### INPUT DATA:
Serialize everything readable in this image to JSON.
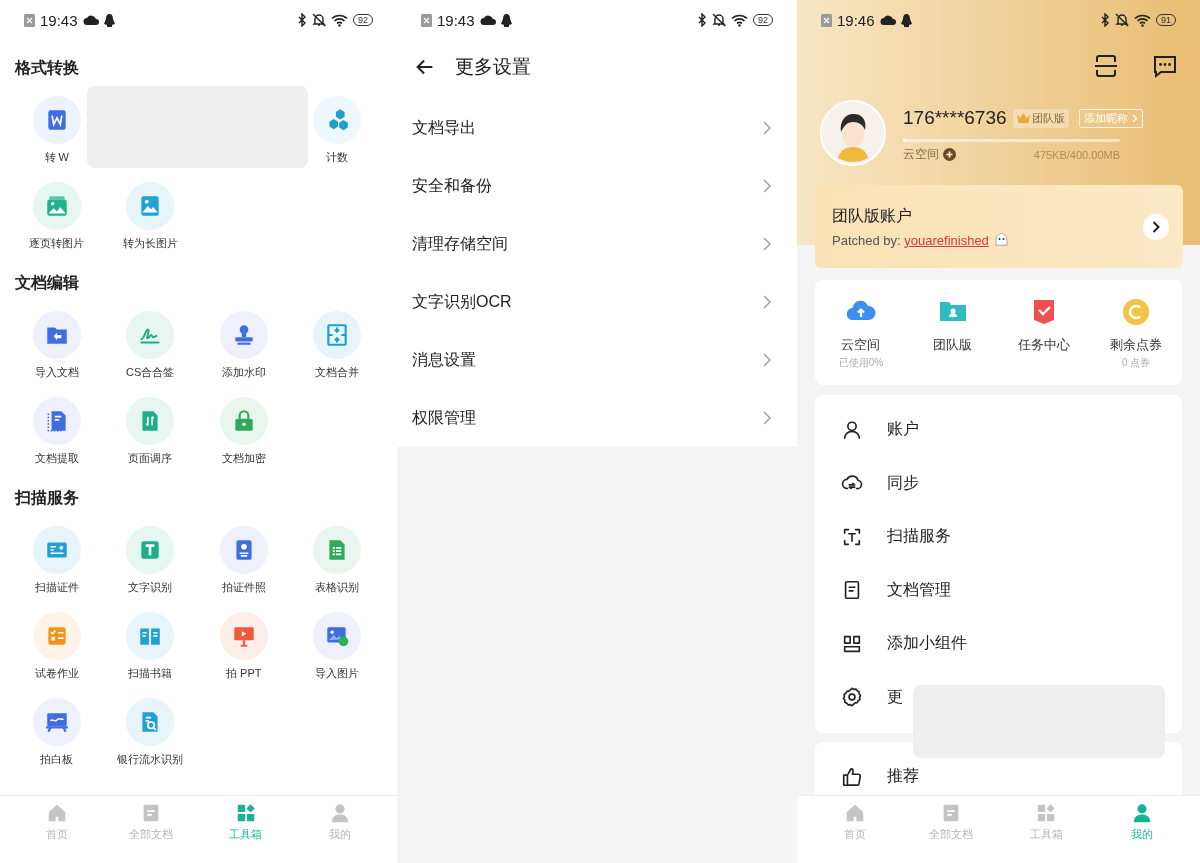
{
  "toolbox_screen": {
    "status_bar": {
      "time": "19:43",
      "battery": "92"
    },
    "sections": [
      {
        "title": "格式转换",
        "items": [
          {
            "kind": "word",
            "label": "转 W"
          },
          {
            "kind": "redacted"
          },
          {
            "kind": "hexagons",
            "label": "计数"
          },
          {
            "kind": "pages-image",
            "label": "逐页转图片"
          },
          {
            "kind": "long-image",
            "label": "转为长图片"
          }
        ]
      },
      {
        "title": "文档编辑",
        "items": [
          {
            "kind": "import-folder",
            "label": "导入文档"
          },
          {
            "kind": "signature",
            "label": "CS合合签"
          },
          {
            "kind": "stamp",
            "label": "添加水印"
          },
          {
            "kind": "merge",
            "label": "文档合并"
          },
          {
            "kind": "extract",
            "label": "文档提取"
          },
          {
            "kind": "reorder",
            "label": "页面调序"
          },
          {
            "kind": "lock",
            "label": "文档加密"
          }
        ]
      },
      {
        "title": "扫描服务",
        "items": [
          {
            "kind": "id-card",
            "label": "扫描证件"
          },
          {
            "kind": "text",
            "label": "文字识别"
          },
          {
            "kind": "id-photo",
            "label": "拍证件照"
          },
          {
            "kind": "table",
            "label": "表格识别"
          },
          {
            "kind": "homework",
            "label": "试卷作业"
          },
          {
            "kind": "book",
            "label": "扫描书籍"
          },
          {
            "kind": "presentation",
            "label": "拍 PPT"
          },
          {
            "kind": "import-image",
            "label": "导入图片"
          },
          {
            "kind": "whiteboard",
            "label": "拍白板"
          },
          {
            "kind": "bank-statement",
            "label": "银行流水识别"
          }
        ]
      }
    ],
    "tabs": [
      {
        "kind": "home",
        "label": "首页",
        "selected": false
      },
      {
        "kind": "documents",
        "label": "全部文档",
        "selected": false
      },
      {
        "kind": "toolbox",
        "label": "工具箱",
        "selected": true
      },
      {
        "kind": "me",
        "label": "我的",
        "selected": false
      }
    ]
  },
  "settings_screen": {
    "status_bar": {
      "time": "19:43",
      "battery": "92"
    },
    "title": "更多设置",
    "items": [
      {
        "label": "文档导出"
      },
      {
        "label": "安全和备份"
      },
      {
        "label": "清理存储空间"
      },
      {
        "label": "文字识别OCR"
      },
      {
        "label": "消息设置"
      },
      {
        "label": "权限管理"
      }
    ]
  },
  "profile_screen": {
    "status_bar": {
      "time": "19:46",
      "battery": "91"
    },
    "user": {
      "phone": "176****6736",
      "badge": "团队版",
      "nickname_button": "添加昵称",
      "storage_label": "云空间",
      "storage_used": "475KB/400.00MB",
      "level": 0.01
    },
    "team_card": {
      "title": "团队版账户",
      "patch_text": "Patched by:",
      "link": "youarefinished"
    },
    "quick_actions": [
      {
        "kind": "cloud",
        "label": "云空间",
        "sublabel": "已使用0%"
      },
      {
        "kind": "team",
        "label": "团队版"
      },
      {
        "kind": "tasks",
        "label": "任务中心"
      },
      {
        "kind": "coupon",
        "label": "剩余点券",
        "sublabel": "0 点券"
      }
    ],
    "menu": [
      {
        "kind": "account",
        "label": "账户",
        "covered": false
      },
      {
        "kind": "sync",
        "label": "同步",
        "covered": false
      },
      {
        "kind": "scan",
        "label": "扫描服务",
        "covered": false
      },
      {
        "kind": "document",
        "label": "文档管理",
        "covered": false
      },
      {
        "kind": "widget",
        "label": "添加小组件",
        "covered": false
      },
      {
        "kind": "settings",
        "label": "更",
        "covered": true
      }
    ],
    "menu_2": [
      {
        "kind": "recommend",
        "label": "推荐",
        "covered": false
      }
    ],
    "tabs": [
      {
        "kind": "home",
        "label": "首页",
        "selected": false
      },
      {
        "kind": "documents",
        "label": "全部文档",
        "selected": false
      },
      {
        "kind": "toolbox",
        "label": "工具箱",
        "selected": false
      },
      {
        "kind": "me",
        "label": "我的",
        "selected": true
      }
    ]
  }
}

### TASK:
Scan the data for the word "title" and copy every line where it shows up.

### WRITTEN REPLY:
        "title": "格式转换",
        "title": "文档编辑",
        "title": "扫描服务",
    "title": "更多设置",
      "title": "团队版账户",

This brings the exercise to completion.